--- Begin PROVIDED RECORDS ---

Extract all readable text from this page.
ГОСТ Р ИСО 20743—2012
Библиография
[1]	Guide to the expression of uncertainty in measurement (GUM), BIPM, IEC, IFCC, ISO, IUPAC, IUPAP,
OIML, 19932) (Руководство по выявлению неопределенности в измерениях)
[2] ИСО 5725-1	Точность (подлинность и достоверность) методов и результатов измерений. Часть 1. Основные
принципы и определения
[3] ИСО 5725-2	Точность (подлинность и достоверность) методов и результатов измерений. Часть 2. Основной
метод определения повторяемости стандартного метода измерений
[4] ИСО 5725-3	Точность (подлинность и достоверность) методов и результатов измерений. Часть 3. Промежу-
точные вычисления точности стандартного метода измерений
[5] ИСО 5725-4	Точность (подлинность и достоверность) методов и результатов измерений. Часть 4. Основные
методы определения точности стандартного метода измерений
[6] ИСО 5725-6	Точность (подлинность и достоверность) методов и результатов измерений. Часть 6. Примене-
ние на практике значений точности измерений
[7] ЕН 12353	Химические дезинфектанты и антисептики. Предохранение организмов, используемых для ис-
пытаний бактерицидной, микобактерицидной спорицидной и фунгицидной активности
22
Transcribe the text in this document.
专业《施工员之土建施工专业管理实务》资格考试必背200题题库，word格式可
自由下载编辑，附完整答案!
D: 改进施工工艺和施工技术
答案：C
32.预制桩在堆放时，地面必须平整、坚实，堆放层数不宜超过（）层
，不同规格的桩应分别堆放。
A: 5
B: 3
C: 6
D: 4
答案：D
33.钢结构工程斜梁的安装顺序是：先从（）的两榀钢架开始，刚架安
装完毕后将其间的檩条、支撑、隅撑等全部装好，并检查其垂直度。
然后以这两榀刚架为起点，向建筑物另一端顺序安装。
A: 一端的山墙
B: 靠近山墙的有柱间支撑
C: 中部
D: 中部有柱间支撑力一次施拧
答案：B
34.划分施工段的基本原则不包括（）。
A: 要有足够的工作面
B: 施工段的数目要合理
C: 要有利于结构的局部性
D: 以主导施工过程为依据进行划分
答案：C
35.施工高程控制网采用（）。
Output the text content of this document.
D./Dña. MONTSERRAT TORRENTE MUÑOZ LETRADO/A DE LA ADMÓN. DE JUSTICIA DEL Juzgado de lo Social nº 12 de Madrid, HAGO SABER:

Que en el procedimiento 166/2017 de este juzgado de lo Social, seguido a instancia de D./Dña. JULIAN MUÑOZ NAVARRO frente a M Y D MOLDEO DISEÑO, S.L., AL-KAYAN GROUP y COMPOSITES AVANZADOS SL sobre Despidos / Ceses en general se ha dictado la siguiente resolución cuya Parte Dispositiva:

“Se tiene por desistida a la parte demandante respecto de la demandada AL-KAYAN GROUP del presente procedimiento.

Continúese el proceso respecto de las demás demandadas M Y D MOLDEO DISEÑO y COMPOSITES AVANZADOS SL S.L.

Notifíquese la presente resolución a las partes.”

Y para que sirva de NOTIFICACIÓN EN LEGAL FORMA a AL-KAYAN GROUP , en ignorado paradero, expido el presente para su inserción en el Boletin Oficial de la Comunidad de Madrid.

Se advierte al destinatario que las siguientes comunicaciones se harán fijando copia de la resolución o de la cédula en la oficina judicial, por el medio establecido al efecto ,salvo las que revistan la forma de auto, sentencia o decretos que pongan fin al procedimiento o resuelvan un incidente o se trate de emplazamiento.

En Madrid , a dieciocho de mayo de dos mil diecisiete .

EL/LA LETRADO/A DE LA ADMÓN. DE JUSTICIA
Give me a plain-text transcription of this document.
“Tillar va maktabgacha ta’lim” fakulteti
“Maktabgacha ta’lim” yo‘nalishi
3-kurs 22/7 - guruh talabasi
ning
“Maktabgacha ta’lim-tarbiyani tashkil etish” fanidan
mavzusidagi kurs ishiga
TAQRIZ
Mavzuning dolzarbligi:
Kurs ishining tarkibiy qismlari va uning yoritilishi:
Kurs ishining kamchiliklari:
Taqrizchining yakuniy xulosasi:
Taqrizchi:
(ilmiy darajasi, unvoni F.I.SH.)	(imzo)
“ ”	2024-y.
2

--- End PROVIDED RECORDS ---

» REQUIRED WORK
Write out the records shown above, exactly as they appear.

» SOLUTION
Extract all readable text from this page.
ГОСТ Р ИСО 20743—2012
Библиография
[1]	Guide to the expression of uncertainty in measurement (GUM), BIPM, IEC, IFCC, ISO, IUPAC, IUPAP,
OIML, 19932) (Руководство по выявлению неопределенности в измерениях)
[2] ИСО 5725-1	Точность (подлинность и достоверность) методов и результатов измерений. Часть 1. Основные
принципы и определения
[3] ИСО 5725-2	Точность (подлинность и достоверность) методов и результатов измерений. Часть 2. Основной
метод определения повторяемости стандартного метода измерений
[4] ИСО 5725-3	Точность (подлинность и достоверность) методов и результатов измерений. Часть 3. Промежу-
точные вычисления точности стандартного метода измерений
[5] ИСО 5725-4	Точность (подлинность и достоверность) методов и результатов измерений. Часть 4. Основные
методы определения точности стандартного метода измерений
[6] ИСО 5725-6	Точность (подлинность и достоверность) методов и результатов измерений. Часть 6. Примене-
ние на практике значений точности измерений
[7] ЕН 12353	Химические дезинфектанты и антисептики. Предохранение организмов, используемых для ис-
пытаний бактерицидной, микобактерицидной спорицидной и фунгицидной активности
22
Transcribe the text in this document.
专业《施工员之土建施工专业管理实务》资格考试必背200题题库，word格式可
自由下载编辑，附完整答案!
D: 改进施工工艺和施工技术
答案：C
32.预制桩在堆放时，地面必须平整、坚实，堆放层数不宜超过（）层
，不同规格的桩应分别堆放。
A: 5
B: 3
C: 6
D: 4
答案：D
33.钢结构工程斜梁的安装顺序是：先从（）的两榀钢架开始，刚架安
装完毕后将其间的檩条、支撑、隅撑等全部装好，并检查其垂直度。
然后以这两榀刚架为起点，向建筑物另一端顺序安装。
A: 一端的山墙
B: 靠近山墙的有柱间支撑
C: 中部
D: 中部有柱间支撑力一次施拧
答案：B
34.划分施工段的基本原则不包括（）。
A: 要有足够的工作面
B: 施工段的数目要合理
C: 要有利于结构的局部性
D: 以主导施工过程为依据进行划分
答案：C
35.施工高程控制网采用（）。
Output the text content of this document.
D./Dña. MONTSERRAT TORRENTE MUÑOZ LETRADO/A DE LA ADMÓN. DE JUSTICIA DEL Juzgado de lo Social nº 12 de Madrid, HAGO SABER:

Que en el procedimiento 166/2017 de este juzgado de lo Social, seguido a instancia de D./Dña. JULIAN MUÑOZ NAVARRO frente a M Y D MOLDEO DISEÑO, S.L., AL-KAYAN GROUP y COMPOSITES AVANZADOS SL sobre Despidos / Ceses en general se ha dictado la siguiente resolución cuya Parte Dispositiva:

“Se tiene por desistida a la parte demandante respecto de la demandada AL-KAYAN GROUP del presente procedimiento.

Continúese el proceso respecto de las demás demandadas M Y D MOLDEO DISEÑO y COMPOSITES AVANZADOS SL S.L.

Notifíquese la presente resolución a las partes.”

Y para que sirva de NOTIFICACIÓN EN LEGAL FORMA a AL-KAYAN GROUP , en ignorado paradero, expido el presente para su inserción en el Boletin Oficial de la Comunidad de Madrid.

Se advierte al destinatario que las siguientes comunicaciones se harán fijando copia de la resolución o de la cédula en la oficina judicial, por el medio establecido al efecto ,salvo las que revistan la forma de auto, sentencia o decretos que pongan fin al procedimiento o resuelvan un incidente o se trate de emplazamiento.

En Madrid , a dieciocho de mayo de dos mil diecisiete .

EL/LA LETRADO/A DE LA ADMÓN. DE JUSTICIA
Give me a plain-text transcription of this document.
“Tillar va maktabgacha ta’lim” fakulteti
“Maktabgacha ta’lim” yo‘nalishi
3-kurs 22/7 - guruh talabasi
ning
“Maktabgacha ta’lim-tarbiyani tashkil etish” fanidan
mavzusidagi kurs ishiga
TAQRIZ
Mavzuning dolzarbligi:
Kurs ishining tarkibiy qismlari va uning yoritilishi:
Kurs ishining kamchiliklari:
Taqrizchining yakuniy xulosasi:
Taqrizchi:
(ilmiy darajasi, unvoni F.I.SH.)	(imzo)
“ ”	2024-y.
2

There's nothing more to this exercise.